» **Request**
Return the complete listing that follows, with each line reproduced exactly.
— Begin Material —
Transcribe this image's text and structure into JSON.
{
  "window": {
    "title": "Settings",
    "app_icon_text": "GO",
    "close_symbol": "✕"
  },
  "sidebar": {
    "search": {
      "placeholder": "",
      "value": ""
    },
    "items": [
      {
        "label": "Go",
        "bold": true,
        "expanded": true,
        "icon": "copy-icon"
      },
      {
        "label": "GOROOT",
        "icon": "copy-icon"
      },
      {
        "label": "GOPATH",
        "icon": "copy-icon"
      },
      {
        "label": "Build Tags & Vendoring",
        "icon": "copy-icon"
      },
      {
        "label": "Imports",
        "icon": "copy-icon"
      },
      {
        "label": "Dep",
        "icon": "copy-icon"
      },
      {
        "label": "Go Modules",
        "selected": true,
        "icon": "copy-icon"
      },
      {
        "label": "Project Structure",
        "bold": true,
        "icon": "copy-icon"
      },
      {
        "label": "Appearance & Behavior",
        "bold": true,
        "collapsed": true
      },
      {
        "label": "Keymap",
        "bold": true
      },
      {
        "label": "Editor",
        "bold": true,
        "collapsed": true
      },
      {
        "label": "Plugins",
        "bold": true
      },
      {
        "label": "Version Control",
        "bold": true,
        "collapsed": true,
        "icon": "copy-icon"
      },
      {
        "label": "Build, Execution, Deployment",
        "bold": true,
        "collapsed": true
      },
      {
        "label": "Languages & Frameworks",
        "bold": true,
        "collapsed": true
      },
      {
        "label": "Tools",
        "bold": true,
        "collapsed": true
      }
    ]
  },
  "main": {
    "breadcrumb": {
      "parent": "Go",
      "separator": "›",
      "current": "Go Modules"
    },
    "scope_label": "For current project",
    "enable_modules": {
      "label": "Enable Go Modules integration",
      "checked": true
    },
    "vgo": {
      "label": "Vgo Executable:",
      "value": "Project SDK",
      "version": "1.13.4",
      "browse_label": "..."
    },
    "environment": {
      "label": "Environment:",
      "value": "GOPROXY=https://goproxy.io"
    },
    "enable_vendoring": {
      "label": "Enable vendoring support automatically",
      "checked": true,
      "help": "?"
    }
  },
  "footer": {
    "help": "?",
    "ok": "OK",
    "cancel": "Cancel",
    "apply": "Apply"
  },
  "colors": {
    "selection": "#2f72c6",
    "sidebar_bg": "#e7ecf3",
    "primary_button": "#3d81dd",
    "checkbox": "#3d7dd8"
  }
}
— End Material —
» **Exercise output**
Transcribe this image's text and structure into JSON.
{
  "window": {
    "title": "Settings",
    "app_icon_text": "GO",
    "close_symbol": "✕"
  },
  "sidebar": {
    "search": {
      "placeholder": "",
      "value": ""
    },
    "items": [
      {
        "label": "Go",
        "bold": true,
        "expanded": true,
        "icon": "copy-icon"
      },
      {
        "label": "GOROOT",
        "icon": "copy-icon"
      },
      {
        "label": "GOPATH",
        "icon": "copy-icon"
      },
      {
        "label": "Build Tags & Vendoring",
        "icon": "copy-icon"
      },
      {
        "label": "Imports",
        "icon": "copy-icon"
      },
      {
        "label": "Dep",
        "icon": "copy-icon"
      },
      {
        "label": "Go Modules",
        "selected": true,
        "icon": "copy-icon"
      },
      {
        "label": "Project Structure",
        "bold": true,
        "icon": "copy-icon"
      },
      {
        "label": "Appearance & Behavior",
        "bold": true,
        "collapsed": true
      },
      {
        "label": "Keymap",
        "bold": true
      },
      {
        "label": "Editor",
        "bold": true,
        "collapsed": true
      },
      {
        "label": "Plugins",
        "bold": true
      },
      {
        "label": "Version Control",
        "bold": true,
        "collapsed": true,
        "icon": "copy-icon"
      },
      {
        "label": "Build, Execution, Deployment",
        "bold": true,
        "collapsed": true
      },
      {
        "label": "Languages & Frameworks",
        "bold": true,
        "collapsed": true
      },
      {
        "label": "Tools",
        "bold": true,
        "collapsed": true
      }
    ]
  },
  "main": {
    "breadcrumb": {
      "parent": "Go",
      "separator": "›",
      "current": "Go Modules"
    },
    "scope_label": "For current project",
    "enable_modules": {
      "label": "Enable Go Modules integration",
      "checked": true
    },
    "vgo": {
      "label": "Vgo Executable:",
      "value": "Project SDK",
      "version": "1.13.4",
      "browse_label": "..."
    },
    "environment": {
      "label": "Environment:",
      "value": "GOPROXY=https://goproxy.io"
    },
    "enable_vendoring": {
      "label": "Enable vendoring support automatically",
      "checked": true,
      "help": "?"
    }
  },
  "footer": {
    "help": "?",
    "ok": "OK",
    "cancel": "Cancel",
    "apply": "Apply"
  },
  "colors": {
    "selection": "#2f72c6",
    "sidebar_bg": "#e7ecf3",
    "primary_button": "#3d81dd",
    "checkbox": "#3d7dd8"
  }
}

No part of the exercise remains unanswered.